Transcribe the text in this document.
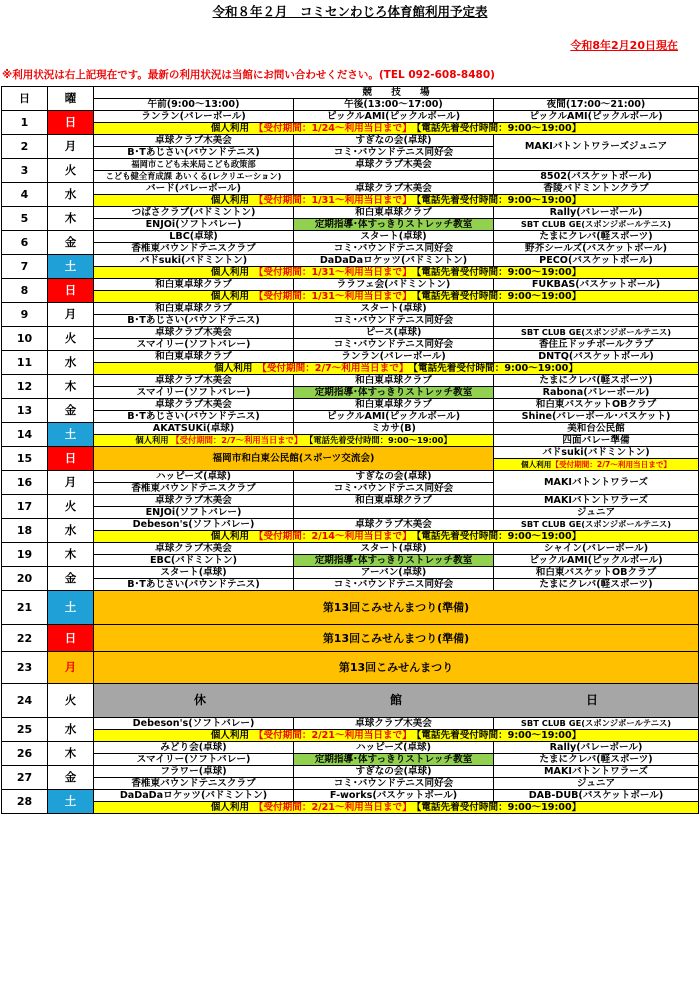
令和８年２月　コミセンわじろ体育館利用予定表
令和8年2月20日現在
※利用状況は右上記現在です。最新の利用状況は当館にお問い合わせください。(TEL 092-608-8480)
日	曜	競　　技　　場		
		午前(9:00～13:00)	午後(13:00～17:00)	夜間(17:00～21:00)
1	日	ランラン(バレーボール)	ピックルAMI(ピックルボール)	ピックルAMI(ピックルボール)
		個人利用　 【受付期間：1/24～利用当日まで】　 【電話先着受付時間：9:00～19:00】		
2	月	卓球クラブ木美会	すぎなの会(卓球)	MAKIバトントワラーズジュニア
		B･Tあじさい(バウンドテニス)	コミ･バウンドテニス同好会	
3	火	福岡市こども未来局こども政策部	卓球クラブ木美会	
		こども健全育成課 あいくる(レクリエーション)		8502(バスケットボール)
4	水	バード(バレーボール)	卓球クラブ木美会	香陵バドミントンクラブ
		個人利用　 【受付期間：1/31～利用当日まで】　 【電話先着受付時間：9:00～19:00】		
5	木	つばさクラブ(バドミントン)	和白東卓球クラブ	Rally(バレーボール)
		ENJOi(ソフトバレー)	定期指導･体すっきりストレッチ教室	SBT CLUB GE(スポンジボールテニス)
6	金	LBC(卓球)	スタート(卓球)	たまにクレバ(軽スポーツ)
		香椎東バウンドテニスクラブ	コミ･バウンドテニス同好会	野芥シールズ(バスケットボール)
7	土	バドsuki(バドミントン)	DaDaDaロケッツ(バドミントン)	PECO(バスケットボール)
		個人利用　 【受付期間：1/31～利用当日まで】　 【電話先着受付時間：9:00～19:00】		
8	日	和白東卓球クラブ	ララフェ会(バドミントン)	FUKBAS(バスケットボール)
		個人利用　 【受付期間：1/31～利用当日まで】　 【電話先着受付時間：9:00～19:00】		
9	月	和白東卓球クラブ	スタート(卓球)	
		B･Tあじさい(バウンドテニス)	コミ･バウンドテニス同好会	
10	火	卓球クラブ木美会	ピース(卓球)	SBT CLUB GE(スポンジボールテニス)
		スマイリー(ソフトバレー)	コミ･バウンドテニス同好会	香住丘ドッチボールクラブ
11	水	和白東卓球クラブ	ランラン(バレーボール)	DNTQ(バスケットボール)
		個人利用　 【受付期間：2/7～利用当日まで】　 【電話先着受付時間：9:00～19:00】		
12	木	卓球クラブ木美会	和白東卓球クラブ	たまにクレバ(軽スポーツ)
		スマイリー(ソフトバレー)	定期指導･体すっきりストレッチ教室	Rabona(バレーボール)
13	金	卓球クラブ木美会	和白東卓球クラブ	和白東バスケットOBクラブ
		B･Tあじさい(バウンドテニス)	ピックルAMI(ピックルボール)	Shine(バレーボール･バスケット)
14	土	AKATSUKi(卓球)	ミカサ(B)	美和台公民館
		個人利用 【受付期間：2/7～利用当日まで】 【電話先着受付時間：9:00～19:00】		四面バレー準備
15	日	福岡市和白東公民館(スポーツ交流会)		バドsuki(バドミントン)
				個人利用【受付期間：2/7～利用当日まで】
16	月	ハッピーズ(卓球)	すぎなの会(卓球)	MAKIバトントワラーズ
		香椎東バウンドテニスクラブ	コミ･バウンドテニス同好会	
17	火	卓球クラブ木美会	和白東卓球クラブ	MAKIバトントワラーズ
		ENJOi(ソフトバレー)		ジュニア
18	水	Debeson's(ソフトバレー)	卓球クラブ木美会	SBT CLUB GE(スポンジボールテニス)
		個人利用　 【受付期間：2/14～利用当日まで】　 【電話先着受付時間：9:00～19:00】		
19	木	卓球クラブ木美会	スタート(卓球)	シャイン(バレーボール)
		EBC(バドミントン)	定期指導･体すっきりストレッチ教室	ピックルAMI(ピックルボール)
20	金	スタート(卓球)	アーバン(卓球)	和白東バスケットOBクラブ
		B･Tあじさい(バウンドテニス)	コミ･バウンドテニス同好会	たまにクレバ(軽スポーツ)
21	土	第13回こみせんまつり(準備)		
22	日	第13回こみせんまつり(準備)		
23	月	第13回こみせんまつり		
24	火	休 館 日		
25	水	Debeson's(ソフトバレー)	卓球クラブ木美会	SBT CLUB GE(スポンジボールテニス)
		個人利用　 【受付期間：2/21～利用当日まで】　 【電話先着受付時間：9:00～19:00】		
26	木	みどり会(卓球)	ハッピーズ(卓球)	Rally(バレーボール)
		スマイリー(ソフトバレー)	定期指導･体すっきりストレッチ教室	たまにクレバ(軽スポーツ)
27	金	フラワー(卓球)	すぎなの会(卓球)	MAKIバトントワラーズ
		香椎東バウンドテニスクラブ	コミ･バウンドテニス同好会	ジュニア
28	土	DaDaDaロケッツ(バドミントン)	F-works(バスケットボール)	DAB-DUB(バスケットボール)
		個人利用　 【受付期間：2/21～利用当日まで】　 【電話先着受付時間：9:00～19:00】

==

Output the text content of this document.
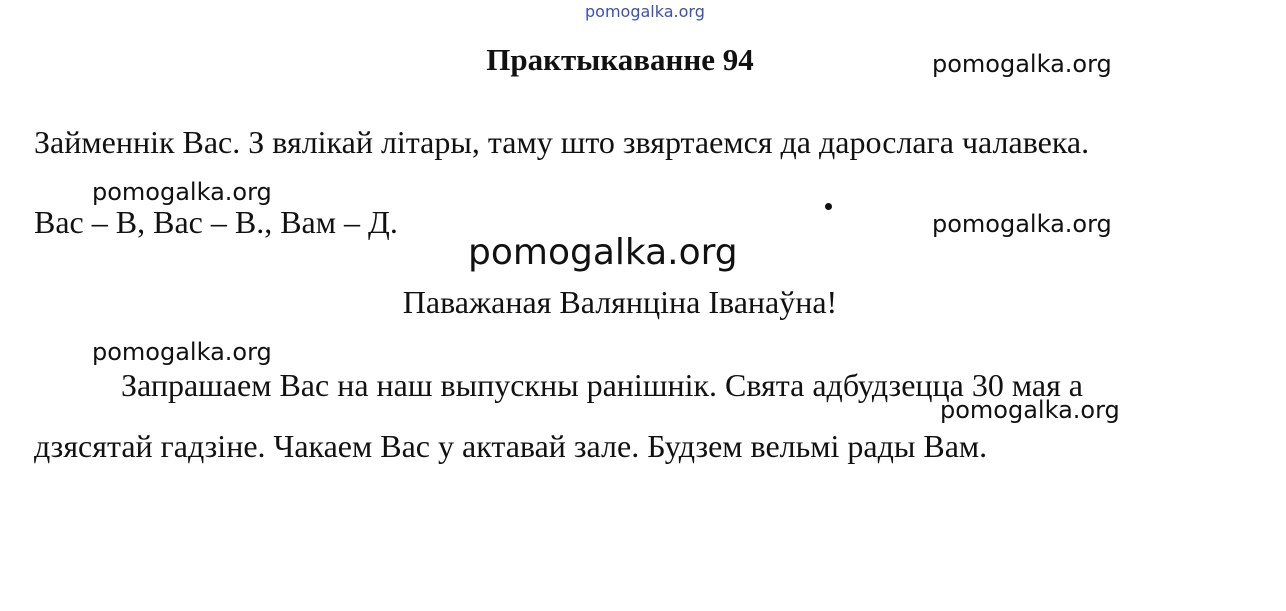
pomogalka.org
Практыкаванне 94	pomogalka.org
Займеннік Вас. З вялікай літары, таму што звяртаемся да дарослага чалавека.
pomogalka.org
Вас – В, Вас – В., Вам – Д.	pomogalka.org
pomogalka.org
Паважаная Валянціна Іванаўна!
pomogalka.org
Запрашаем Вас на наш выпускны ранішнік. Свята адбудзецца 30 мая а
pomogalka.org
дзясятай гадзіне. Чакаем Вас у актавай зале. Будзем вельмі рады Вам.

## TO DO
Each line that holds the word "スポンジボールテニス" should be extracted from the records.

## SOLUTION BELOW
		ENJOi(ソフトバレー)	定期指導･体すっきりストレッチ教室	SBT CLUB GE(スポンジボールテニス)
10	火	卓球クラブ木美会	ピース(卓球)	SBT CLUB GE(スポンジボールテニス)
18	水	Debeson's(ソフトバレー)	卓球クラブ木美会	SBT CLUB GE(スポンジボールテニス)
25	水	Debeson's(ソフトバレー)	卓球クラブ木美会	SBT CLUB GE(スポンジボールテニス)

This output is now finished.